Records
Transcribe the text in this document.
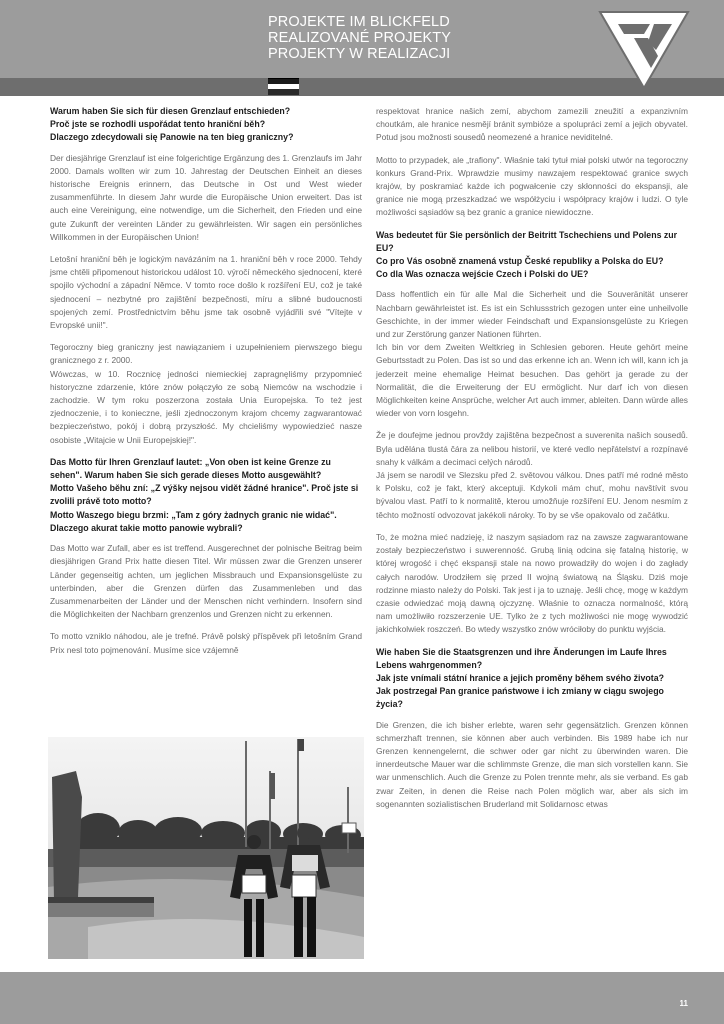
PROJEKTE IM BLICKFELD
REALIZOVANÉ PROJEKTY
PROJEKTY W REALIZACJI
Warum haben Sie sich für diesen Grenzlauf entschieden?
Proč jste se rozhodli uspořádat tento hraniční běh?
Dlaczego zdecydowali się Panowie na ten bieg graniczny?
Der diesjährige Grenzlauf ist eine folgerichtige Ergänzung des 1. Grenzlaufs im Jahr 2000. Damals wollten wir zum 10. Jahrestag der Deutschen Einheit an dieses historische Ereignis erinnern, das Deutsche in Ost und West wieder zusammenführte. In diesem Jahr wurde die Europäische Union erweitert. Das ist auch eine Vereinigung, eine notwendige, um die Sicherheit, den Frieden und eine gute Zukunft der vereinten Länder zu gewährleisten. Wir sagen ein persönliches Willkommen in der Europäischen Union!
Letošní hraniční běh je logickým navázáním na 1. hraniční běh v roce 2000. Tehdy jsme chtěli připomenout historickou událost 10. výročí německého sjednocení, které spojilo východní a západní Němce. V tomto roce došlo k rozšíření EU, což je také sjednocení – nezbytné pro zajištění bezpečnosti, míru a slibné budoucnosti spojených zemí. Prostřednictvím běhu jsme tak osobně vyjádřili své "Vítejte v Evropské unii!".
Tegoroczny bieg graniczny jest nawiązaniem i uzupełnieniem pierwszego biegu granicznego z r. 2000.
Wówczas, w 10. Rocznicę jedności niemieckiej zapragnęliśmy przypomnieć historyczne zdarzenie, które znów połączyło ze sobą Niemców na wschodzie i zachodzie. W tym roku poszerzona została Unia Europejska. To też jest zjednoczenie, i to konieczne, jeśli zjednoczonym krajom chcemy zagwarantować bezpieczeństwo, pokój i dobrą przyszłość. My chcieliśmy wypowiedzieć nasze osobiste „Witajcie w Unii Europejskiej!".
Das Motto für Ihren Grenzlauf lautet: „Von oben ist keine Grenze zu sehen". Warum haben Sie sich gerade dieses Motto ausgewählt?
Motto Vašeho běhu zní: „Z výšky nejsou vidět žádné hranice". Proč jste si zvolili právě toto motto?
Motto Waszego biegu brzmi: „Tam z góry żadnych granic nie widać". Dlaczego akurat takie motto panowie wybrali?
Das Motto war Zufall, aber es ist treffend. Ausgerechnet der polnische Beitrag beim diesjährigen Grand Prix hatte diesen Titel. Wir müssen zwar die Grenzen unserer Länder gegenseitig achten, um jeglichen Missbrauch und Expansionsgelüste zu unterbinden, aber die Grenzen dürfen das Zusammenleben und das Zusammenarbeiten der Länder und der Menschen nicht verhindern. Insofern sind die Möglichkeiten der Nachbarn grenzenlos und Grenzen nicht zu erkennen.
To motto vzniklo náhodou, ale je trefné. Právě polský příspěvek při letošním Grand Prix nesl toto pojmenování. Musíme sice vzájemně
respektovat hranice našich zemí, abychom zamezili zneužití a expanzivním choutkám, ale hranice nesmějí bránit symbióze a spolupráci zemí a jejich obyvatel. Potud jsou možnosti sousedů neomezené a hranice neviditelné.
Motto to przypadek, ale „trafiony". Właśnie taki tytuł miał polski utwór na tegoroczny konkurs Grand-Prix. Wprawdzie musimy nawzajem respektować granice swych krajów, by poskramiać każde ich pogwałcenie czy skłonności do ekspansji, ale granice nie mogą przeszkadzać we współżyciu i współpracy krajów i ludzi. O tyle możliwości sąsiadów są bez granic a granice niewidoczne.
Was bedeutet für Sie persönlich der Beitritt Tschechiens und Polens zur EU?
Co pro Vás osobně znamená vstup České republiky a Polska do EU?
Co dla Was oznacza wejście Czech i Polski do UE?
Dass hoffentlich ein für alle Mal die Sicherheit und die Souveränität unserer Nachbarn gewährleistet ist. Es ist ein Schlussstrich gezogen unter eine unheilvolle Geschichte, in der immer wieder Feindschaft und Expansionsgelüste zu Kriegen und zur Zerstörung ganzer Nationen führten.
Ich bin vor dem Zweiten Weltkrieg in Schlesien geboren. Heute gehört meine Geburtsstadt zu Polen. Das ist so und das erkenne ich an. Wenn ich will, kann ich ja jederzeit meine ehemalige Heimat besuchen. Das gehört ja gerade zu der Normalität, die die Erweiterung der EU ermöglicht. Nur darf ich von diesen Möglichkeiten keine Ansprüche, welcher Art auch immer, ableiten. Dann würde alles wieder von vorn losgehn.
Že je doufejme jednou provždy zajištěna bezpečnost a suverenita našich sousedů. Byla udělána tlustá čára za nelibou historií, ve které vedlo nepřátelství a rozpínavé snahy k válkám a decimaci celých národů.
Já jsem se narodil ve Slezsku před 2. světovou válkou. Dnes patří mé rodné město k Polsku, což je fakt, který akceptuji. Kdykoli mám chuť, mohu navštívit svou bývalou vlast. Patří to k normalitě, kterou umožňuje rozšíření EU. Jenom nesmím z těchto možností odvozovat jakékoli nároky. To by se vše opakovalo od začátku.
To, że można mieć nadzieję, iż naszym sąsiadom raz na zawsze zagwarantowane zostały bezpieczeństwo i suwerenność. Grubą linią odcina się fatalną historię, w której wrogość i chęć ekspansji stale na nowo prowadziły do wojen i do zagłady całych narodów. Urodziłem się przed II wojną światową na Śląsku. Dziś moje rodzinne miasto należy do Polski. Tak jest i ja to uznaję. Jeśli chcę, mogę w każdym czasie odwiedzać moją dawną ojczyznę. Właśnie to oznacza normalność, którą nam umożliwiło rozszerzenie UE. Tylko że z tych możliwości nie mogę wywodzić jakichkolwiek roszczeń. Bo wtedy wszystko znów wróciłoby do punktu wyjścia.
Wie haben Sie die Staatsgrenzen und ihre Änderungen im Laufe Ihres Lebens wahrgenommen?
Jak jste vnímali státní hranice a jejich proměny během svého života?
Jak postrzegał Pan granice państwowe i ich zmiany w ciągu swojego życia?
Die Grenzen, die ich bisher erlebte, waren sehr gegensätzlich. Grenzen können schmerzhaft trennen, sie können aber auch verbinden. Bis 1989 habe ich nur Grenzen kennengelernt, die schwer oder gar nicht zu überwinden waren. Die innerdeutsche Mauer war die schlimmste Grenze, die man sich vorstellen kann. Sie war unmenschlich. Auch die Grenze zu Polen trennte mehr, als sie verband. Es gab zwar Zeiten, in denen die Reise nach Polen möglich war, aber als sich im sogenannten sozialistischen Bruderland mit Solidarnosc etwas
11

Directions for this task
From the records above, return each line that includes "graniczny".

Reply to the task
Dlaczego zdecydowali się Panowie na ten bieg graniczny?
Tegoroczny bieg graniczny jest nawiązaniem i uzupełnieniem pierwszego biegu granicznego z r. 2000.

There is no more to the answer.